[start of Material]
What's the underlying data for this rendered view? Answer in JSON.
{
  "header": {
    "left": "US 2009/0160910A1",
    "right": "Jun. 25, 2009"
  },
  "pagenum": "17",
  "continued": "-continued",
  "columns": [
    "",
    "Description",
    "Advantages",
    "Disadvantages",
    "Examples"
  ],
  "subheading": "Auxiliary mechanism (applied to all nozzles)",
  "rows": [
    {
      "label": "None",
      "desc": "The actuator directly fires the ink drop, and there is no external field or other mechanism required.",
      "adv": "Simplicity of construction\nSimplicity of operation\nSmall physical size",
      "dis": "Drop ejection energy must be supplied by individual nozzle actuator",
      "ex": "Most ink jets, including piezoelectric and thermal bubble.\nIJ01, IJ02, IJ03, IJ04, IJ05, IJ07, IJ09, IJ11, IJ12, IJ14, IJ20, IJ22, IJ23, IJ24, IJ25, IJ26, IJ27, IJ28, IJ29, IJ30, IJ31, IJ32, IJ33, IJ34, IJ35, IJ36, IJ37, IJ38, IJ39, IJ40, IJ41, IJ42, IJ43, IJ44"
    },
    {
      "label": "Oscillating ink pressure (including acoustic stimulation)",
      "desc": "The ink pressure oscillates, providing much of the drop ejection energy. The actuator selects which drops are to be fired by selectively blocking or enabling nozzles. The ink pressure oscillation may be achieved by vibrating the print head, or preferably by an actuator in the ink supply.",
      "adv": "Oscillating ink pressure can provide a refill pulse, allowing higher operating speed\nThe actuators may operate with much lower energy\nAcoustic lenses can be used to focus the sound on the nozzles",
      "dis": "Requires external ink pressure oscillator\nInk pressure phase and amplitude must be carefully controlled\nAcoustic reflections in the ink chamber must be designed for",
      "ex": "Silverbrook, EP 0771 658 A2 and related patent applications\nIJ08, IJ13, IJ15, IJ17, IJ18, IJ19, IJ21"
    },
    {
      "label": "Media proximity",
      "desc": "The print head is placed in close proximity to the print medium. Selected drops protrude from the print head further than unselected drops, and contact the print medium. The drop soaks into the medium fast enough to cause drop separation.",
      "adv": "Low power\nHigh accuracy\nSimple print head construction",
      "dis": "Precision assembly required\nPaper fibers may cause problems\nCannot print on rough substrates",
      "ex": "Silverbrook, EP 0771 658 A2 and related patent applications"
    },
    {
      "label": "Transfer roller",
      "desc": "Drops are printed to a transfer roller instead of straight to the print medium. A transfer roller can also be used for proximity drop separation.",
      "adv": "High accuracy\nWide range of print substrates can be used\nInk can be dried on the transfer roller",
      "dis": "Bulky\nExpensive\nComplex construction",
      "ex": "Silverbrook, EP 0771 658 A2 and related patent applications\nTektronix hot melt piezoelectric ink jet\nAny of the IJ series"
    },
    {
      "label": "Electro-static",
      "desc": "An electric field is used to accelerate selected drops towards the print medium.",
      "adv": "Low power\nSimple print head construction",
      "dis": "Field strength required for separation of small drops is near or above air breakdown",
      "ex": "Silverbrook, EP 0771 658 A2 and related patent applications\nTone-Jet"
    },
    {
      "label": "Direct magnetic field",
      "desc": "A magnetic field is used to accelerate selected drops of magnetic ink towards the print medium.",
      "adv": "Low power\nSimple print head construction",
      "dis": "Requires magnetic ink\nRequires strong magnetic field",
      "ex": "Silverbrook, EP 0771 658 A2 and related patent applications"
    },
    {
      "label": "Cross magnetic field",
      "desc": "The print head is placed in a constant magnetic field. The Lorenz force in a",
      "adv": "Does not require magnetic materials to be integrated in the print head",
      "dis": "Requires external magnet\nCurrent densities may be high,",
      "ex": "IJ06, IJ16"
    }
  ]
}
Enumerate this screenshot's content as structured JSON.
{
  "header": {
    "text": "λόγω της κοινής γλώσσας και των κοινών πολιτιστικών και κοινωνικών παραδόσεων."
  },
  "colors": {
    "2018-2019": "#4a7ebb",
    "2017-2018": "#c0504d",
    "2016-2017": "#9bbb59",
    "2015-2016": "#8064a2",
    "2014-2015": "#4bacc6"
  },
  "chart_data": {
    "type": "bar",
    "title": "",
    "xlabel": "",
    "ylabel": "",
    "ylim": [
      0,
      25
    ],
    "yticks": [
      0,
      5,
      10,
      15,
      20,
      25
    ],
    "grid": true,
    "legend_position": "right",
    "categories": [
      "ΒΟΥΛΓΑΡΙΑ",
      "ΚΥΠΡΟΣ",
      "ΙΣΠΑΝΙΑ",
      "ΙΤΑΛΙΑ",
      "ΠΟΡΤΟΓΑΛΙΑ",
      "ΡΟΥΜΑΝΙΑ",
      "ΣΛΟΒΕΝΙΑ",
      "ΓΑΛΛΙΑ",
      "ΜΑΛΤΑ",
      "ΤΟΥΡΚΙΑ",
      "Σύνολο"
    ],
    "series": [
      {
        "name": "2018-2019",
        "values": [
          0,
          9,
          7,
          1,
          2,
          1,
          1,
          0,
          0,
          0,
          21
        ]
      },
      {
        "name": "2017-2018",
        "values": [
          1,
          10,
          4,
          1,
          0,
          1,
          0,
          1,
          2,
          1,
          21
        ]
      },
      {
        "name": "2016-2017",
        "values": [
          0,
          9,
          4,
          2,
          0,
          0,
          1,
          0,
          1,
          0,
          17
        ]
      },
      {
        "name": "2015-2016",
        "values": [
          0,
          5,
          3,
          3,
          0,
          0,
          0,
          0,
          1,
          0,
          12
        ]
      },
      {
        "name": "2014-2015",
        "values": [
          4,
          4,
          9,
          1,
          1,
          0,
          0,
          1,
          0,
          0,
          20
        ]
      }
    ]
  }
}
[end of Material]
[start of Material]
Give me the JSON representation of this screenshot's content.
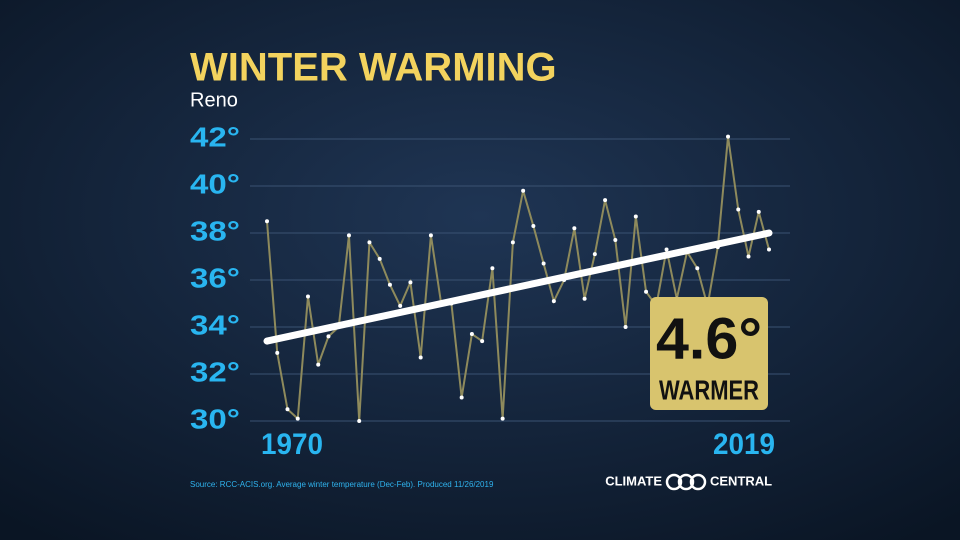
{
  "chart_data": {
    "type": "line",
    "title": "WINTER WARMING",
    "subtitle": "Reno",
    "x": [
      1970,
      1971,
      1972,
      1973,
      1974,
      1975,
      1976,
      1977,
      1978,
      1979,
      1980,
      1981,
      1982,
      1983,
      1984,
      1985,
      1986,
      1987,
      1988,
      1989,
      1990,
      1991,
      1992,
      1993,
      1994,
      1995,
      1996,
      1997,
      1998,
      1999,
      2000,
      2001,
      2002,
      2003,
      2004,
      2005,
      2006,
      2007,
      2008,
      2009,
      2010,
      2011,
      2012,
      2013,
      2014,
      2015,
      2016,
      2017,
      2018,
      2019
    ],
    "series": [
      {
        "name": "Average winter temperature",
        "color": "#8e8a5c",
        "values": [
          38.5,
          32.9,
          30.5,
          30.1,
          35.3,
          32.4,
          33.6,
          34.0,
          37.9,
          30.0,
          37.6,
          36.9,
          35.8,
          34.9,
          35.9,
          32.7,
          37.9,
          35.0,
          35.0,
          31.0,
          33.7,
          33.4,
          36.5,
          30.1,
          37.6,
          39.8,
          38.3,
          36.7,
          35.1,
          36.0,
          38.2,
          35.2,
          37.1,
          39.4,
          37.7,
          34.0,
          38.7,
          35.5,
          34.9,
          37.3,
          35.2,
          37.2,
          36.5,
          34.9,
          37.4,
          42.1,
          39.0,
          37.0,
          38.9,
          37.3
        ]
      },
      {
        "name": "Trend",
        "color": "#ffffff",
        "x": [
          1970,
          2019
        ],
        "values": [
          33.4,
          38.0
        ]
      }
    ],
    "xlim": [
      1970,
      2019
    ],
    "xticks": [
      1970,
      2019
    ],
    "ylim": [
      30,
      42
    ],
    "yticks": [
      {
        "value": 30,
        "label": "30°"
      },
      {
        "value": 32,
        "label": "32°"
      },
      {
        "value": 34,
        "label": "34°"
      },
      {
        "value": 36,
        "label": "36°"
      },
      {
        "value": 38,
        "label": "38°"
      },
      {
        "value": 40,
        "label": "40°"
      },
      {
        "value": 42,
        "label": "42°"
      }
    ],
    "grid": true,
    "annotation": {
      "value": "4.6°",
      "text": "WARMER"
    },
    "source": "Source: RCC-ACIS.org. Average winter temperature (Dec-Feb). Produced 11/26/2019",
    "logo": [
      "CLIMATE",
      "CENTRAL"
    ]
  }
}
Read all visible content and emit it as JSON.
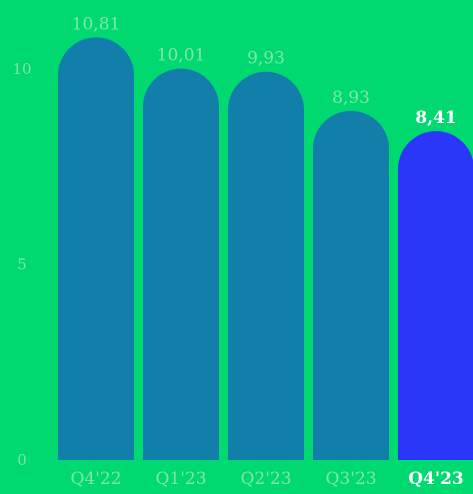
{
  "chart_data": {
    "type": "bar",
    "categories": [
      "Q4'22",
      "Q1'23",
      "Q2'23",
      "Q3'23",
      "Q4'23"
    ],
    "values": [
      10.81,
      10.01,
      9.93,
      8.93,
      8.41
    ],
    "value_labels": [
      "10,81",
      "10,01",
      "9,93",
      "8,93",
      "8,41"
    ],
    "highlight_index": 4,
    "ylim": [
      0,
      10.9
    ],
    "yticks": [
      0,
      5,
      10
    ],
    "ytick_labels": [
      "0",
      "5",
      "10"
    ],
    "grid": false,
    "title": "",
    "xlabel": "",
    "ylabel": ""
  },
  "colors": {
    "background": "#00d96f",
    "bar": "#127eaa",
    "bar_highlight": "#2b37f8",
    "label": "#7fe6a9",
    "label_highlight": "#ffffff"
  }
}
[end of Material]
[start of Material]
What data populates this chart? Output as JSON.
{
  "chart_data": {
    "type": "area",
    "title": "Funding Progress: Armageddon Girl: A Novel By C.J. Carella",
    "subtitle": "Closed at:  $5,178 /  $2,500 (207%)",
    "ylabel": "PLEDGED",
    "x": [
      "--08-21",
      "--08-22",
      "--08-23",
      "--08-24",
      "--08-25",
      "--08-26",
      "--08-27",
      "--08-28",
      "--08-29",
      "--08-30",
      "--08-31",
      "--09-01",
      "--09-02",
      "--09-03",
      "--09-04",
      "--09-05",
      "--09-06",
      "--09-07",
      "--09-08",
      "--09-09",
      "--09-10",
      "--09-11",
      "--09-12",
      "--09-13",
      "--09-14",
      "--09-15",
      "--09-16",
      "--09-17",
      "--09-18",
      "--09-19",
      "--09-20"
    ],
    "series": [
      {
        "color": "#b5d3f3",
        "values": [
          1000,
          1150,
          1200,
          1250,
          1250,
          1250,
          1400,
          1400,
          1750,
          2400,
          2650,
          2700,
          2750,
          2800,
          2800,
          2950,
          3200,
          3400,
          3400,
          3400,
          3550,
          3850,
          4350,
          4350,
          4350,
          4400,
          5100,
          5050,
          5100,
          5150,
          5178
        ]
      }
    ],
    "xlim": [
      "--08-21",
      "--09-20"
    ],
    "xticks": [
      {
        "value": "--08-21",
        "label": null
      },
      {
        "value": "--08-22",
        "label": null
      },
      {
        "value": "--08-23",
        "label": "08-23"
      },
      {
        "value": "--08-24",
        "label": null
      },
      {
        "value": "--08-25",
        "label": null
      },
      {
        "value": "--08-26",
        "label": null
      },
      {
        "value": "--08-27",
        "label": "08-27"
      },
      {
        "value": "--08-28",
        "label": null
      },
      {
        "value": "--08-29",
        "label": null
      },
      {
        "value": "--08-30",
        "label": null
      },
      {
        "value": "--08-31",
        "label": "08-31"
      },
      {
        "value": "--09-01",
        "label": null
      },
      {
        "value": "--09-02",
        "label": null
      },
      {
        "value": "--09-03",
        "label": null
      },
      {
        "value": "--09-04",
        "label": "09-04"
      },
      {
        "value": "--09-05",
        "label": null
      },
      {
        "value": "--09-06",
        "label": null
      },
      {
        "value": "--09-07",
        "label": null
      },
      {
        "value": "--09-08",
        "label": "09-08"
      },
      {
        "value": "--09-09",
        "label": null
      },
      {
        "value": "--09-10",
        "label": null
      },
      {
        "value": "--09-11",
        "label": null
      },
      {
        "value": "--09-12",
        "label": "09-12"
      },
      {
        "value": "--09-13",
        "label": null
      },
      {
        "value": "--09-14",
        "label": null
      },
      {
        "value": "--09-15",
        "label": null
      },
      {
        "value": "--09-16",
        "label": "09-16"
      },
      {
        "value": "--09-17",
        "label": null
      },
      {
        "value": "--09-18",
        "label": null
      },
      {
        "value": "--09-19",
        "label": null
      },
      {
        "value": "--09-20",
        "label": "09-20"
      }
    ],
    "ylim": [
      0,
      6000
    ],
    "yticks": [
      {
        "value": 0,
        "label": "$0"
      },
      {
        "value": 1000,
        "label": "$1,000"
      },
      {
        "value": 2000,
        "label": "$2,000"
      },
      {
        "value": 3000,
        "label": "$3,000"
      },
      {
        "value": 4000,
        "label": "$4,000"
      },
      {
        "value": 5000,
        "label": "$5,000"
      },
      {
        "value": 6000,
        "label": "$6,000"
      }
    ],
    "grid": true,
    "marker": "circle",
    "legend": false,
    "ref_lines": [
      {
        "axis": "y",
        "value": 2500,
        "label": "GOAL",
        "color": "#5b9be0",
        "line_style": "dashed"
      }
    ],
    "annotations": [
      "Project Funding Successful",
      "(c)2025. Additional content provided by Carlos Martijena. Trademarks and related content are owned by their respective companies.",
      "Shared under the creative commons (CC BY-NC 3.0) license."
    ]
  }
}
[end of Material]
■ What to work on
Ascertain the number of lines in the entries that include the word "right", and report only that number.

■ Response to the exercise
2